__Work to do__
In your copy, reproduce the entries exactly as they are, minus the images.

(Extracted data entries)
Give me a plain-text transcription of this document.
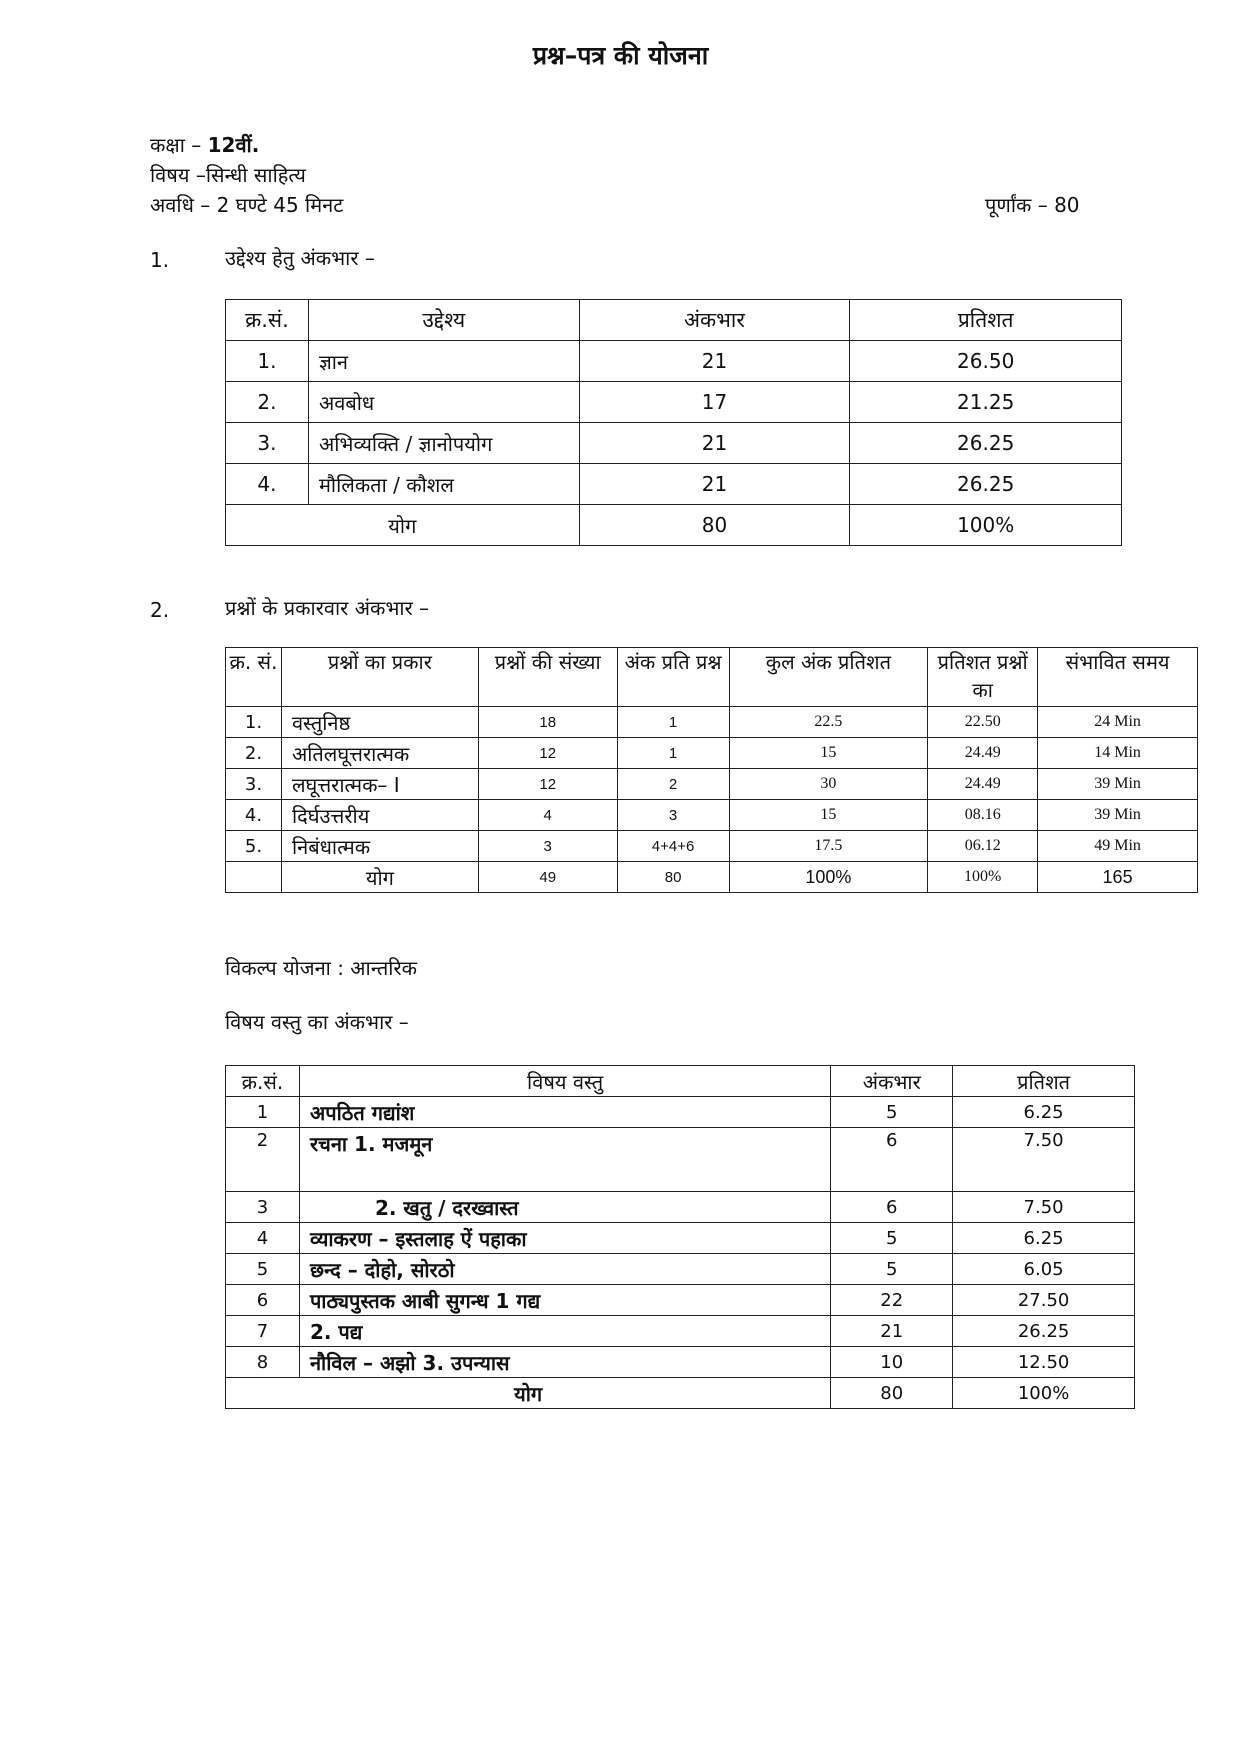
प्रश्न–पत्र की योजना
कक्षा – 12वीं.
विषय –सिन्धी साहित्य
अवधि – 2 घण्टे 45 मिनट	पूर्णांक – 80
1.	उद्देश्य हेतु अंकभार –
क्र.सं.	उद्देश्य	अंकभार	प्रतिशत
1.	ज्ञान	21	26.50
2.	अवबोध	17	21.25
3.	अभिव्यक्ति / ज्ञानोपयोग	21	26.25
4.	मौलिकता / कौशल	21	26.25
योग		80	100%
2.	प्रश्नों के प्रकारवार अंकभार –
क्र. सं.	प्रश्नों का प्रकार	प्रश्नों की संख्या	अंक प्रति प्रश्न	कुल अंक प्रतिशत	प्रतिशत प्रश्नों का	संभावित समय
1.	वस्तुनिष्ठ	18	1	22.5	22.50	24 Min
2.	अतिलघूत्तरात्मक	12	1	15	24.49	14 Min
3.	लघूत्तरात्मक– I	12	2	30	24.49	39 Min
4.	दिर्घउत्तरीय	4	3	15	08.16	39 Min
5.	निबंधात्मक	3	4+4+6	17.5	06.12	49 Min
	योग	49	80	100%	100%	165
विकल्प योजना : आन्तरिक
विषय वस्तु का अंकभार –
क्र.सं.	विषय वस्तु	अंकभार	प्रतिशत
1	अपठित गद्यांश	5	6.25
2	रचना 1. मजमून	6	7.50
3	2. खतु / दरख्वास्त	6	7.50
4	व्याकरण – इस्तलाह ऐं पहाका	5	6.25
5	छन्द – दोहो, सोरठो	5	6.05
6	पाठ्यपुस्तक आबी सुगन्ध 1 गद्य	22	27.50
7	2. पद्य	21	26.25
8	नौविल – अझो 3. उपन्यास	10	12.50
योग		80	100%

__Solution for this problem__
Give me a plain-text transcription of this document.
प्रश्न–पत्र की योजना
कक्षा – 12वीं.
विषय –सिन्धी साहित्य
अवधि – 2 घण्टे 45 मिनट	पूर्णांक – 80
1.	उद्देश्य हेतु अंकभार –
क्र.सं.	उद्देश्य	अंकभार	प्रतिशत
1.	ज्ञान	21	26.50
2.	अवबोध	17	21.25
3.	अभिव्यक्ति / ज्ञानोपयोग	21	26.25
4.	मौलिकता / कौशल	21	26.25
योग		80	100%
2.	प्रश्नों के प्रकारवार अंकभार –
क्र. सं.	प्रश्नों का प्रकार	प्रश्नों की संख्या	अंक प्रति प्रश्न	कुल अंक प्रतिशत	प्रतिशत प्रश्नों का	संभावित समय
1.	वस्तुनिष्ठ	18	1	22.5	22.50	24 Min
2.	अतिलघूत्तरात्मक	12	1	15	24.49	14 Min
3.	लघूत्तरात्मक– I	12	2	30	24.49	39 Min
4.	दिर्घउत्तरीय	4	3	15	08.16	39 Min
5.	निबंधात्मक	3	4+4+6	17.5	06.12	49 Min
	योग	49	80	100%	100%	165
विकल्प योजना : आन्तरिक
विषय वस्तु का अंकभार –
क्र.सं.	विषय वस्तु	अंकभार	प्रतिशत
1	अपठित गद्यांश	5	6.25
2	रचना 1. मजमून	6	7.50
3	2. खतु / दरख्वास्त	6	7.50
4	व्याकरण – इस्तलाह ऐं पहाका	5	6.25
5	छन्द – दोहो, सोरठो	5	6.05
6	पाठ्यपुस्तक आबी सुगन्ध 1 गद्य	22	27.50
7	2. पद्य	21	26.25
8	नौविल – अझो 3. उपन्यास	10	12.50
योग		80	100%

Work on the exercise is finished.